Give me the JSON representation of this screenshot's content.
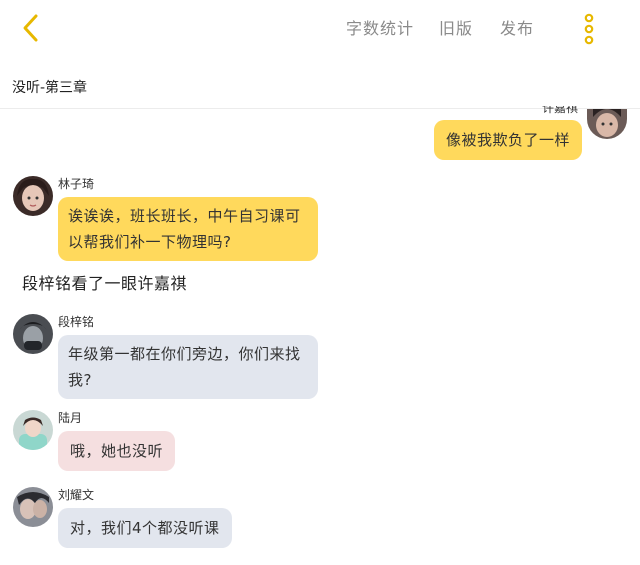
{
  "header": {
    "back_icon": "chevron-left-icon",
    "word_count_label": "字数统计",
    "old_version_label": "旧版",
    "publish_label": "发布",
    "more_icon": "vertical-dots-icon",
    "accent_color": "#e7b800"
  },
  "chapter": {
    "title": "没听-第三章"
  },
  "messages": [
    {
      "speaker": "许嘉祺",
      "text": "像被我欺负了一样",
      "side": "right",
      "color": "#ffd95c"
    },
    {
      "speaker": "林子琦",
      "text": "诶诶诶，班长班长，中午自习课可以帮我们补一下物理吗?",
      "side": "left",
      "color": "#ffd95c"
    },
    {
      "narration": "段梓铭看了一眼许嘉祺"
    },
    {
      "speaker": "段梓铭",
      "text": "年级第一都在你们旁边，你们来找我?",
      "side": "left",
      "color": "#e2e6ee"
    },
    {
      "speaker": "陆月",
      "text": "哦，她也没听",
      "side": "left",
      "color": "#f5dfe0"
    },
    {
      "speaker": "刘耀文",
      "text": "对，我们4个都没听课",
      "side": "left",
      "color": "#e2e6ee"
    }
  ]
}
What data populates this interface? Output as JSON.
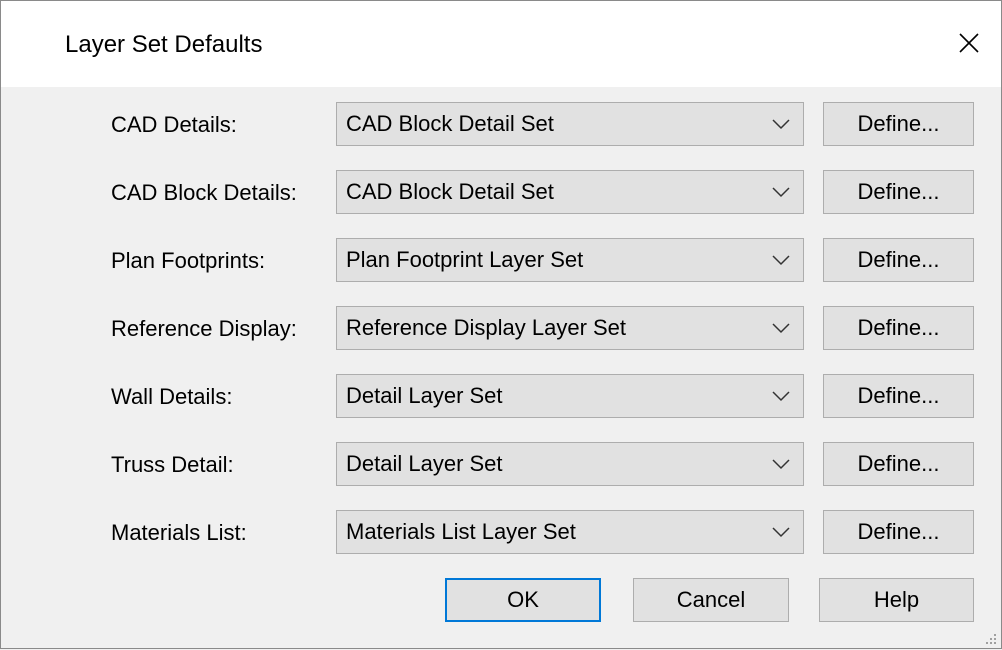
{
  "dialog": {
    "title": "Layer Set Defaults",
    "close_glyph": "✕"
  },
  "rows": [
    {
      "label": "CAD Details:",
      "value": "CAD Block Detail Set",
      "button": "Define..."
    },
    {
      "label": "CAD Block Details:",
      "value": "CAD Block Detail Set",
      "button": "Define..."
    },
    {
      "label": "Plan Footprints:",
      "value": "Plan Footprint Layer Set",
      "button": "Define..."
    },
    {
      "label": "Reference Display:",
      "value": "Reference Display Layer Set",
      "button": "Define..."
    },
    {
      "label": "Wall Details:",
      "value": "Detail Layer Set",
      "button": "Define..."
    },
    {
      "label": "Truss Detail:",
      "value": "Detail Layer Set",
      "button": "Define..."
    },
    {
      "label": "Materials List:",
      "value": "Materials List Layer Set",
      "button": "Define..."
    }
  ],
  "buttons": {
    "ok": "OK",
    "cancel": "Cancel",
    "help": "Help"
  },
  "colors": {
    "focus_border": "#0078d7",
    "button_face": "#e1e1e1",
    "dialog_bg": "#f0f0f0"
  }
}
┄┄┄┄┄┄┄┄┄┄┄┄┄┄┄┄┄┄┄┄
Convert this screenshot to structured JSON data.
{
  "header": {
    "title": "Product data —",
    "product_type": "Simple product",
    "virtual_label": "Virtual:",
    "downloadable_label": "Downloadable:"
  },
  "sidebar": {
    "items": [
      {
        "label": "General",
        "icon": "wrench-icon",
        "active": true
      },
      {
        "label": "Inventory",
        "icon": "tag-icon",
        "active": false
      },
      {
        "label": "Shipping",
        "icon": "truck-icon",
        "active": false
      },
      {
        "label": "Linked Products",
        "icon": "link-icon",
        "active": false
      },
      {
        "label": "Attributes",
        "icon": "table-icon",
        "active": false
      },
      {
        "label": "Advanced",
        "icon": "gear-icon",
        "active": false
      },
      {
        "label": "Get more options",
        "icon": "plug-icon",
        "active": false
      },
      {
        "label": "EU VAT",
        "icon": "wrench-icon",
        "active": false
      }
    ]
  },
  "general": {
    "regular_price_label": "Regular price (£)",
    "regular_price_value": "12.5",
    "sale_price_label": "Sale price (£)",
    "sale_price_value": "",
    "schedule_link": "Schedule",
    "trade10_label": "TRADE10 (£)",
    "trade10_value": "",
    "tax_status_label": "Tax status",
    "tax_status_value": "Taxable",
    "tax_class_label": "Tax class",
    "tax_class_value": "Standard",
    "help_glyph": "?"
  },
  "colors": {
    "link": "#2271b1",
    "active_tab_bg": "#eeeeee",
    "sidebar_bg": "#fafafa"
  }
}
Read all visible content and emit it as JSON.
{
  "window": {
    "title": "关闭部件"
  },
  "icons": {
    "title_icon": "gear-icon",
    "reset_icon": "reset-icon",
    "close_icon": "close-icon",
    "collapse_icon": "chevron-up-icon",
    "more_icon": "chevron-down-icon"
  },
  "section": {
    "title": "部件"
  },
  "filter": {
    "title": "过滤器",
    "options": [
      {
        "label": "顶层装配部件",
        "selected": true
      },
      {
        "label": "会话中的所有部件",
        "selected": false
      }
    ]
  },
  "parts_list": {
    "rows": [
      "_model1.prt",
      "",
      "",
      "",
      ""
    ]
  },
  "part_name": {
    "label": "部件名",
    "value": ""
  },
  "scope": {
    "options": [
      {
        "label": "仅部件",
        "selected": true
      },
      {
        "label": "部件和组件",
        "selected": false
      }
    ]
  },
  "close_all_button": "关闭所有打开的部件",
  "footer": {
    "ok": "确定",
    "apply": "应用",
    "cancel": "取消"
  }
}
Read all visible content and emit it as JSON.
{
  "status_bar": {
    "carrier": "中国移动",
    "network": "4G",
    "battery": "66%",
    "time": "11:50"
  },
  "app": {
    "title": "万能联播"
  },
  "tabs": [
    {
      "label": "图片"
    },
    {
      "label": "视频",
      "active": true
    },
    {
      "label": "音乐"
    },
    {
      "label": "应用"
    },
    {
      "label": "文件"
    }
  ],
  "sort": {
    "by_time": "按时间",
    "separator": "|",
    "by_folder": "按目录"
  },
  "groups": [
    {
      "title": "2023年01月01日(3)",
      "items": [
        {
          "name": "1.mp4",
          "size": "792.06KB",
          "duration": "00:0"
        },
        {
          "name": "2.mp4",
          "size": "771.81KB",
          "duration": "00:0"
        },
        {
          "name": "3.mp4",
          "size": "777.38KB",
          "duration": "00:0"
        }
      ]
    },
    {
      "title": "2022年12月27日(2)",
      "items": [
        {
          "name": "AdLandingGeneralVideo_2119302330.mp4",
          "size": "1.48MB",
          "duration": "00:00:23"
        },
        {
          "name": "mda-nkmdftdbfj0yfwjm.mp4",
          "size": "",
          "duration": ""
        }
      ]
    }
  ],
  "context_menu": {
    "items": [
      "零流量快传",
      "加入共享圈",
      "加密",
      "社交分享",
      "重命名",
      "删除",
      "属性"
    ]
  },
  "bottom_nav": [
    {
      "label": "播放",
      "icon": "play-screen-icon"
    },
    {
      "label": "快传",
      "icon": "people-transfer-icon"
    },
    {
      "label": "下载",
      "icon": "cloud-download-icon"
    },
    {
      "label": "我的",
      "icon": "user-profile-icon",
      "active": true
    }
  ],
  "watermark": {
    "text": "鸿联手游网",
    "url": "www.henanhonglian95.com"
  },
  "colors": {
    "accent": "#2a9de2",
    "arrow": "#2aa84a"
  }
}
┄┄┄┄┄┄┄┄┄┄┄┄┄┄┄┄┄┄┄┄
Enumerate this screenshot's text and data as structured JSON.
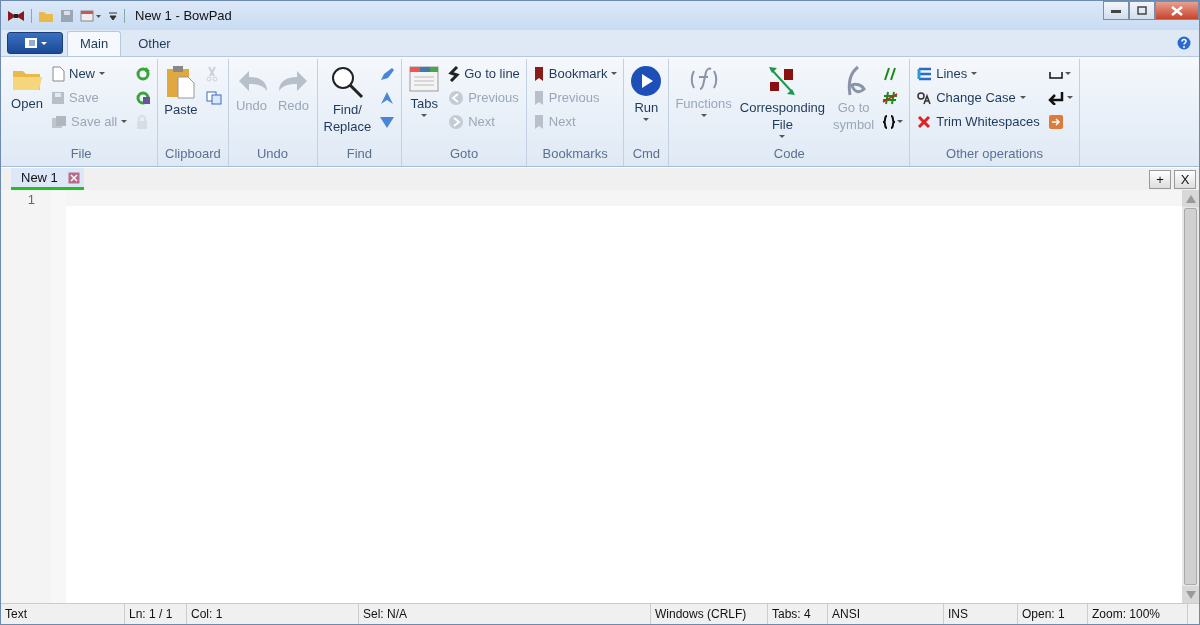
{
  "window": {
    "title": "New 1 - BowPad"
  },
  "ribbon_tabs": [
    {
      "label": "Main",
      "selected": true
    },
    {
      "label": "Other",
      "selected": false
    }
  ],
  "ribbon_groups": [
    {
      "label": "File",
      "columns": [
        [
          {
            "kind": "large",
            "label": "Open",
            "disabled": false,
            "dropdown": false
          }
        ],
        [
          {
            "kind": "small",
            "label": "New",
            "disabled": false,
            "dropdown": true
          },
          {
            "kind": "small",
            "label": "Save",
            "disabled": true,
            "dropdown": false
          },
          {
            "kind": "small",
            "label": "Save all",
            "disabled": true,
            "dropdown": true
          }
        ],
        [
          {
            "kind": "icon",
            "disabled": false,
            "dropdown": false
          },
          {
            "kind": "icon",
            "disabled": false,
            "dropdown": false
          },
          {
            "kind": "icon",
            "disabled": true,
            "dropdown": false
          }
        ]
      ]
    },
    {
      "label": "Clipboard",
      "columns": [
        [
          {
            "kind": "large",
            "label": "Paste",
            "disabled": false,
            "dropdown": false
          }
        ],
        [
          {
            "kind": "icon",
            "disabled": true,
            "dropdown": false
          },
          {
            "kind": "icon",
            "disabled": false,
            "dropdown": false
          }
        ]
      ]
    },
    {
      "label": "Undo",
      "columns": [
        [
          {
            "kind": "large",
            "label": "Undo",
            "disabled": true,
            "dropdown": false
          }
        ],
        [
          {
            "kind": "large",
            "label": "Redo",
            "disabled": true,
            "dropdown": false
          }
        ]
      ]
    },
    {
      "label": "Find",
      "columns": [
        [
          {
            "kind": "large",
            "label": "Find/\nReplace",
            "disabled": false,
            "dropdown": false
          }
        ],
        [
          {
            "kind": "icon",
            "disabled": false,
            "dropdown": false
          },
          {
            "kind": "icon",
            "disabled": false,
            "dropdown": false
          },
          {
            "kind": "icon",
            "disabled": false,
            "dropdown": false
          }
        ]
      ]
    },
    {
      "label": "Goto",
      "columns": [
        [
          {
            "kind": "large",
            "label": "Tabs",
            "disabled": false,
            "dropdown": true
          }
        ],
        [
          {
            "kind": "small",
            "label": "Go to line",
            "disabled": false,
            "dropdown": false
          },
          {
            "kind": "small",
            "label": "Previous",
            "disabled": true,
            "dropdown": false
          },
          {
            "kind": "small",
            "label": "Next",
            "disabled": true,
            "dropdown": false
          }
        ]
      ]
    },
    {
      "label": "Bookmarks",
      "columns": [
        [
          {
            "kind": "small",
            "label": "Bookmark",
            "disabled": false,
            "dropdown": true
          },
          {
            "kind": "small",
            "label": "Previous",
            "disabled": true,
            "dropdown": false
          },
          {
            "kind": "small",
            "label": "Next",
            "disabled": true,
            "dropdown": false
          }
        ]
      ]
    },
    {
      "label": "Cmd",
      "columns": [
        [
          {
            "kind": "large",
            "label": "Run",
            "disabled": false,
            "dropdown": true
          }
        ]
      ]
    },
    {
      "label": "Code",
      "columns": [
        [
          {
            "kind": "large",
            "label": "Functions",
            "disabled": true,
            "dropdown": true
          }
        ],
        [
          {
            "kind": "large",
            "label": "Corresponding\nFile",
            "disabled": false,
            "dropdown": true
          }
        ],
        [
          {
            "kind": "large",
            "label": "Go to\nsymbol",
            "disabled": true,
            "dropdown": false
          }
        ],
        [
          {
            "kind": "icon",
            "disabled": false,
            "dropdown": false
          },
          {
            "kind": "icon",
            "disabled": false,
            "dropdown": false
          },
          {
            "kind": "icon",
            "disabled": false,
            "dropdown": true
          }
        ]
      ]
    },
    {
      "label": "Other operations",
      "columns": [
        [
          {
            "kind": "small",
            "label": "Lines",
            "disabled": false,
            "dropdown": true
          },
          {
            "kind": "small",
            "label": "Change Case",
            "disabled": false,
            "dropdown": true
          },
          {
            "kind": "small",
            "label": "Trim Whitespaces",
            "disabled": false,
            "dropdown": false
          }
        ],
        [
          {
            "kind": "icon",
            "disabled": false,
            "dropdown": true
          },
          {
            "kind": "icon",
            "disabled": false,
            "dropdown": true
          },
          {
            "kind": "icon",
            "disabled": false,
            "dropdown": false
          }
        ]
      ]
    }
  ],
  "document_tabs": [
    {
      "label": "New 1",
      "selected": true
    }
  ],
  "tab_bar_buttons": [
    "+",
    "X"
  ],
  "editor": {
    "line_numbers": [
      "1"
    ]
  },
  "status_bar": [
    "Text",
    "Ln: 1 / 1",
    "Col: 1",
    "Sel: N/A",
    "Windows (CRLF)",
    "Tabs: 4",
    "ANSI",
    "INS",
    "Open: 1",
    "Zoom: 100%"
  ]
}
┄┄┄┄┄┄┄┄┄┄┄┄┄┄┄┄┄┄┄┄
> _YOUR OBJECTIVE_
Copy each line of the listing that holds the word "speaker".

> _ANSWER IN FULL_
      "speaker": "许嘉祺",
      "speaker": "林子琦",
      "speaker": "段梓铭",
      "speaker": "陆月",
      "speaker": "刘耀文",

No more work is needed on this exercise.